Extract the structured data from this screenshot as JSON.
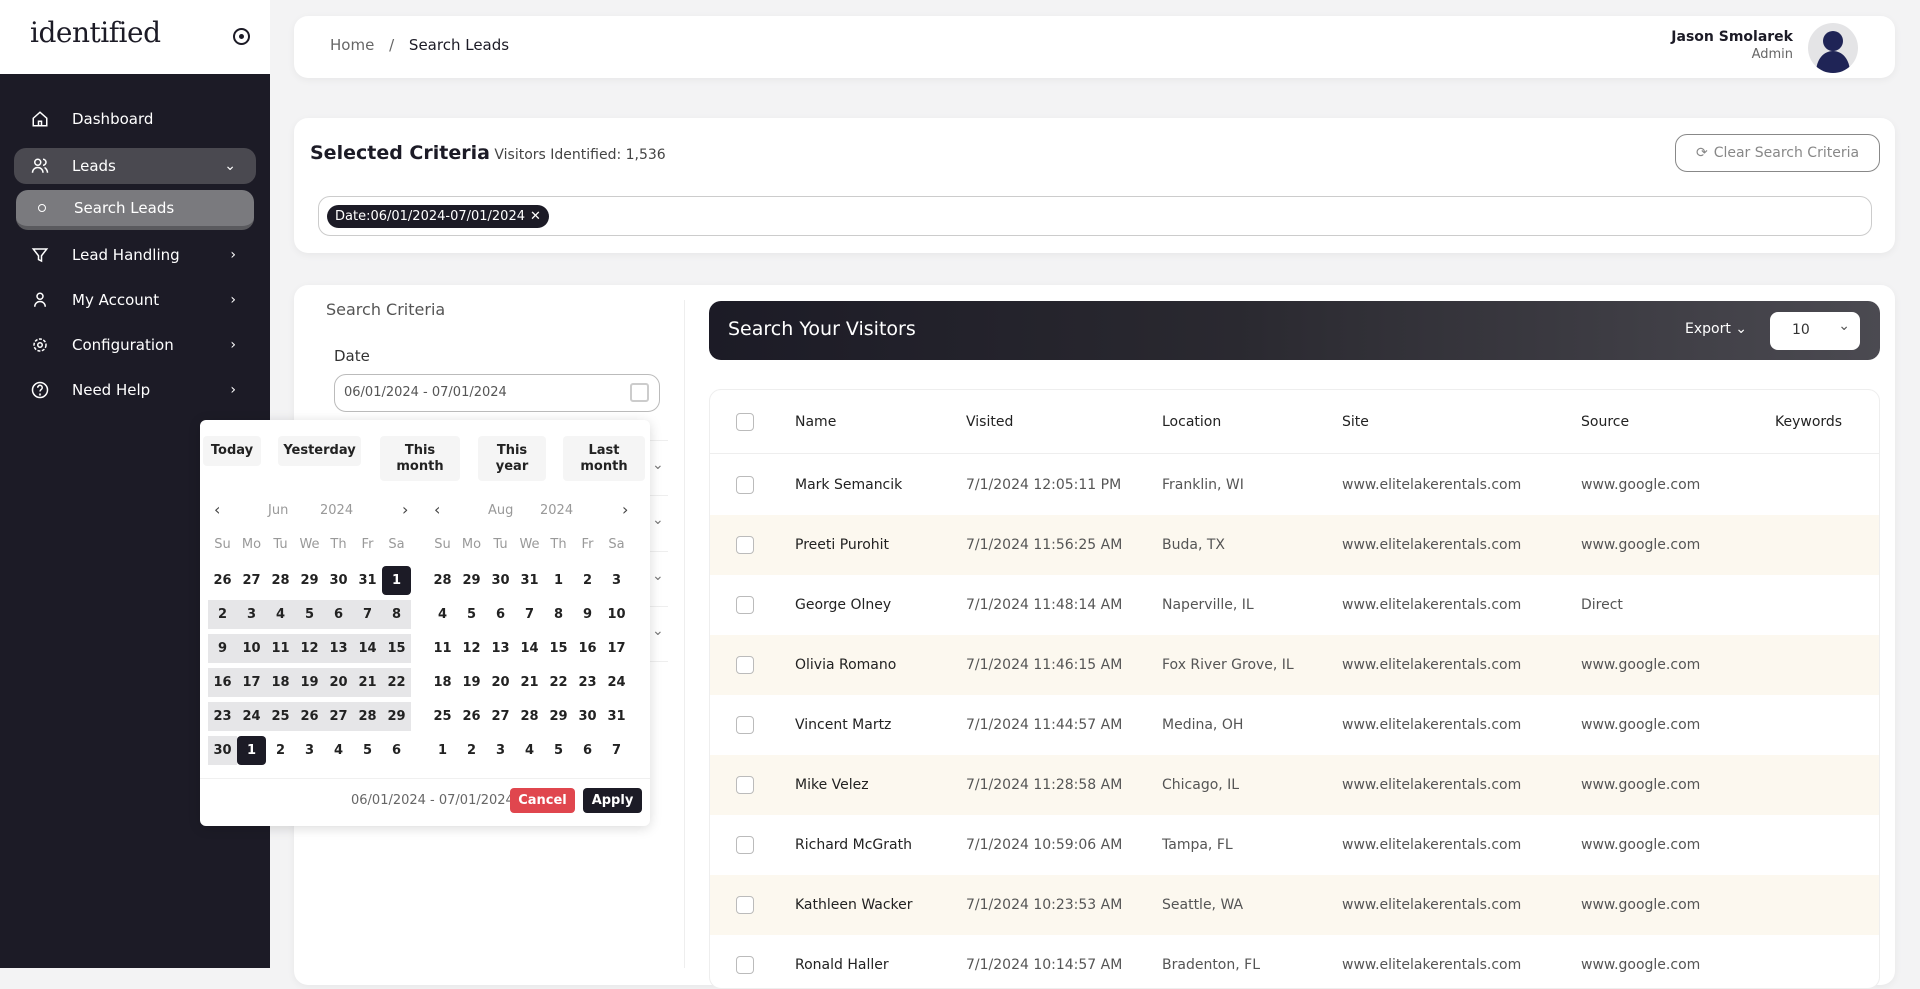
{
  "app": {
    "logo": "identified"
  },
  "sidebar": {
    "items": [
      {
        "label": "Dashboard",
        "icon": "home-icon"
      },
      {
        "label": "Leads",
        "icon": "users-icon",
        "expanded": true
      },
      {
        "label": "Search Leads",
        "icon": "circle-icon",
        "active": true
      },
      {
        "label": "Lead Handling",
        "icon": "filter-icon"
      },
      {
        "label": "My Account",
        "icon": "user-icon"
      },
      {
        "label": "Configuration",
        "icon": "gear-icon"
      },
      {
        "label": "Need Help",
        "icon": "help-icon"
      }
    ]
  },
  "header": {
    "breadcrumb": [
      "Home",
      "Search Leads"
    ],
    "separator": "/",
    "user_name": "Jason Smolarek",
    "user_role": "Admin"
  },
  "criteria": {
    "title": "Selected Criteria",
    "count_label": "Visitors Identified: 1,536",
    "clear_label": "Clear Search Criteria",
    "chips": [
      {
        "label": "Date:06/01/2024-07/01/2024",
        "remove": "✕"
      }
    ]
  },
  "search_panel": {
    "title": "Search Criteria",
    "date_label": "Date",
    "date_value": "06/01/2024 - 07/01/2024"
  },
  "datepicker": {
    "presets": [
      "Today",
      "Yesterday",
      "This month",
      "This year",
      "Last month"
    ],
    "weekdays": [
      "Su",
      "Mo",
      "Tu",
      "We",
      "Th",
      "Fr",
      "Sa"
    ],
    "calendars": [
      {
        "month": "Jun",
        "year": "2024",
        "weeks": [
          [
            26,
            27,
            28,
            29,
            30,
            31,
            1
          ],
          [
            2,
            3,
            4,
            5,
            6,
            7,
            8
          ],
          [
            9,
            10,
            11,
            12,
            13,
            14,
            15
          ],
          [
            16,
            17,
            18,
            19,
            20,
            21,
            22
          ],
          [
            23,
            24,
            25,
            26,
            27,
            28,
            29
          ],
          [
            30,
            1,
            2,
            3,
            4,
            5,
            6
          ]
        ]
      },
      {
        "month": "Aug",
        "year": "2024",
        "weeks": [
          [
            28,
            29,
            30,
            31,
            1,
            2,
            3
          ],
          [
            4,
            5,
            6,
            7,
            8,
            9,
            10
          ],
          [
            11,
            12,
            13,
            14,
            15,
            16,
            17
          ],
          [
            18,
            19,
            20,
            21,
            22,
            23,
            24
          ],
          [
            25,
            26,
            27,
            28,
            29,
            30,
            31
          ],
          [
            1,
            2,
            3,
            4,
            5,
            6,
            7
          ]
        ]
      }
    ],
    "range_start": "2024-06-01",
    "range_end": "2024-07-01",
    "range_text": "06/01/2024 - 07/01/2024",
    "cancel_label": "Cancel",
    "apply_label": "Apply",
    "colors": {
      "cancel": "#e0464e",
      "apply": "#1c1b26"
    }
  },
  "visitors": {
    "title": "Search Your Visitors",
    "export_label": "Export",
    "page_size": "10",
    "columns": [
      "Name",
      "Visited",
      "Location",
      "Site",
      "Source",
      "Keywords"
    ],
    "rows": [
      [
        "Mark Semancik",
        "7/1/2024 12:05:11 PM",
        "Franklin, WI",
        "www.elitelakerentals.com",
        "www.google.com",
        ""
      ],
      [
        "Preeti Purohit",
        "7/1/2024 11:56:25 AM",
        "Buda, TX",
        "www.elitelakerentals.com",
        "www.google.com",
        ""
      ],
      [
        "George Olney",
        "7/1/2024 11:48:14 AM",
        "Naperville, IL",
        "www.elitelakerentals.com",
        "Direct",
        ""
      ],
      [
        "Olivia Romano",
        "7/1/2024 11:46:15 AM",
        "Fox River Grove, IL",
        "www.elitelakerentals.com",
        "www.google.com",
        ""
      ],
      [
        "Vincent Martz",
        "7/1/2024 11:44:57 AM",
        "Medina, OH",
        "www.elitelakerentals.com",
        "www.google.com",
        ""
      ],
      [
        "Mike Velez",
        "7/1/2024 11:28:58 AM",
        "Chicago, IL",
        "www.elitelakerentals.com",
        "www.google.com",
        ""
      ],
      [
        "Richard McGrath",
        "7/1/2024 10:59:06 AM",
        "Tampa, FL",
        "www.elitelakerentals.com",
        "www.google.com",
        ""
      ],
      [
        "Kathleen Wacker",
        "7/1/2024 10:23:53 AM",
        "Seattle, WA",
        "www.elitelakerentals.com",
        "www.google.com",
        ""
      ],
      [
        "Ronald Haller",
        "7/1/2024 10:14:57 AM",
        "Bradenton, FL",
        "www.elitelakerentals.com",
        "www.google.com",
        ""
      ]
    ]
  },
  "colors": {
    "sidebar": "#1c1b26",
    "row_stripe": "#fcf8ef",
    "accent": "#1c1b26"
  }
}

* **REQUEST**: Reproduce all of the data exactly, omitting each picture it holds.

* **EXERCISE RESULT**:
Extract the structured data from this screenshot as JSON.
{
  "app": {
    "logo": "identified"
  },
  "sidebar": {
    "items": [
      {
        "label": "Dashboard",
        "icon": "home-icon"
      },
      {
        "label": "Leads",
        "icon": "users-icon",
        "expanded": true
      },
      {
        "label": "Search Leads",
        "icon": "circle-icon",
        "active": true
      },
      {
        "label": "Lead Handling",
        "icon": "filter-icon"
      },
      {
        "label": "My Account",
        "icon": "user-icon"
      },
      {
        "label": "Configuration",
        "icon": "gear-icon"
      },
      {
        "label": "Need Help",
        "icon": "help-icon"
      }
    ]
  },
  "header": {
    "breadcrumb": [
      "Home",
      "Search Leads"
    ],
    "separator": "/",
    "user_name": "Jason Smolarek",
    "user_role": "Admin"
  },
  "criteria": {
    "title": "Selected Criteria",
    "count_label": "Visitors Identified: 1,536",
    "clear_label": "Clear Search Criteria",
    "chips": [
      {
        "label": "Date:06/01/2024-07/01/2024",
        "remove": "✕"
      }
    ]
  },
  "search_panel": {
    "title": "Search Criteria",
    "date_label": "Date",
    "date_value": "06/01/2024 - 07/01/2024"
  },
  "datepicker": {
    "presets": [
      "Today",
      "Yesterday",
      "This month",
      "This year",
      "Last month"
    ],
    "weekdays": [
      "Su",
      "Mo",
      "Tu",
      "We",
      "Th",
      "Fr",
      "Sa"
    ],
    "calendars": [
      {
        "month": "Jun",
        "year": "2024",
        "weeks": [
          [
            26,
            27,
            28,
            29,
            30,
            31,
            1
          ],
          [
            2,
            3,
            4,
            5,
            6,
            7,
            8
          ],
          [
            9,
            10,
            11,
            12,
            13,
            14,
            15
          ],
          [
            16,
            17,
            18,
            19,
            20,
            21,
            22
          ],
          [
            23,
            24,
            25,
            26,
            27,
            28,
            29
          ],
          [
            30,
            1,
            2,
            3,
            4,
            5,
            6
          ]
        ]
      },
      {
        "month": "Aug",
        "year": "2024",
        "weeks": [
          [
            28,
            29,
            30,
            31,
            1,
            2,
            3
          ],
          [
            4,
            5,
            6,
            7,
            8,
            9,
            10
          ],
          [
            11,
            12,
            13,
            14,
            15,
            16,
            17
          ],
          [
            18,
            19,
            20,
            21,
            22,
            23,
            24
          ],
          [
            25,
            26,
            27,
            28,
            29,
            30,
            31
          ],
          [
            1,
            2,
            3,
            4,
            5,
            6,
            7
          ]
        ]
      }
    ],
    "range_start": "2024-06-01",
    "range_end": "2024-07-01",
    "range_text": "06/01/2024 - 07/01/2024",
    "cancel_label": "Cancel",
    "apply_label": "Apply",
    "colors": {
      "cancel": "#e0464e",
      "apply": "#1c1b26"
    }
  },
  "visitors": {
    "title": "Search Your Visitors",
    "export_label": "Export",
    "page_size": "10",
    "columns": [
      "Name",
      "Visited",
      "Location",
      "Site",
      "Source",
      "Keywords"
    ],
    "rows": [
      [
        "Mark Semancik",
        "7/1/2024 12:05:11 PM",
        "Franklin, WI",
        "www.elitelakerentals.com",
        "www.google.com",
        ""
      ],
      [
        "Preeti Purohit",
        "7/1/2024 11:56:25 AM",
        "Buda, TX",
        "www.elitelakerentals.com",
        "www.google.com",
        ""
      ],
      [
        "George Olney",
        "7/1/2024 11:48:14 AM",
        "Naperville, IL",
        "www.elitelakerentals.com",
        "Direct",
        ""
      ],
      [
        "Olivia Romano",
        "7/1/2024 11:46:15 AM",
        "Fox River Grove, IL",
        "www.elitelakerentals.com",
        "www.google.com",
        ""
      ],
      [
        "Vincent Martz",
        "7/1/2024 11:44:57 AM",
        "Medina, OH",
        "www.elitelakerentals.com",
        "www.google.com",
        ""
      ],
      [
        "Mike Velez",
        "7/1/2024 11:28:58 AM",
        "Chicago, IL",
        "www.elitelakerentals.com",
        "www.google.com",
        ""
      ],
      [
        "Richard McGrath",
        "7/1/2024 10:59:06 AM",
        "Tampa, FL",
        "www.elitelakerentals.com",
        "www.google.com",
        ""
      ],
      [
        "Kathleen Wacker",
        "7/1/2024 10:23:53 AM",
        "Seattle, WA",
        "www.elitelakerentals.com",
        "www.google.com",
        ""
      ],
      [
        "Ronald Haller",
        "7/1/2024 10:14:57 AM",
        "Bradenton, FL",
        "www.elitelakerentals.com",
        "www.google.com",
        ""
      ]
    ]
  },
  "colors": {
    "sidebar": "#1c1b26",
    "row_stripe": "#fcf8ef",
    "accent": "#1c1b26"
  }
}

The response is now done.